- _Stated task_:
Copy out all lines of the records in which the word "Number" appears.

- _Available records_:
------

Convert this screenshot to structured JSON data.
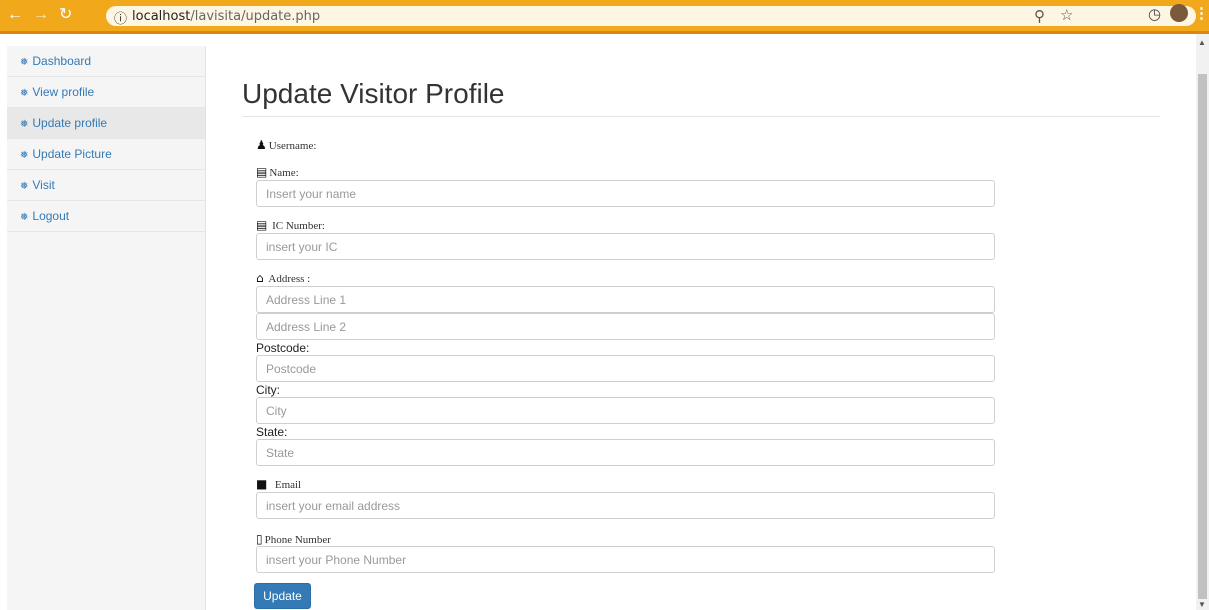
{
  "browser": {
    "url_host": "localhost",
    "url_path": "/lavisita/update.php"
  },
  "sidebar": {
    "items": [
      {
        "label": "Dashboard"
      },
      {
        "label": "View profile"
      },
      {
        "label": "Update profile"
      },
      {
        "label": "Update Picture"
      },
      {
        "label": "Visit"
      },
      {
        "label": "Logout"
      }
    ]
  },
  "main": {
    "title": "Update Visitor Profile",
    "username_label": "Username:",
    "name_label": "Name:",
    "name_placeholder": "Insert your name",
    "ic_label": "IC  Number:",
    "ic_placeholder": "insert your IC",
    "address_label": "Address :",
    "address1_placeholder": "Address Line 1",
    "address2_placeholder": "Address Line 2",
    "postcode_label": "Postcode:",
    "postcode_placeholder": "Postcode",
    "city_label": "City:",
    "city_placeholder": "City",
    "state_label": "State:",
    "state_placeholder": "State",
    "email_label": "Email",
    "email_placeholder": "insert your email address",
    "phone_label": "Phone  Number",
    "phone_placeholder": "insert your Phone Number",
    "update_button": "Update"
  },
  "colors": {
    "chrome": "#f1a81b",
    "link": "#337ab7",
    "button": "#337ab7"
  }
}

------

- _Response_:
    "ic_label": "IC  Number:",
    "phone_label": "Phone  Number",
    "phone_placeholder": "insert your Phone Number",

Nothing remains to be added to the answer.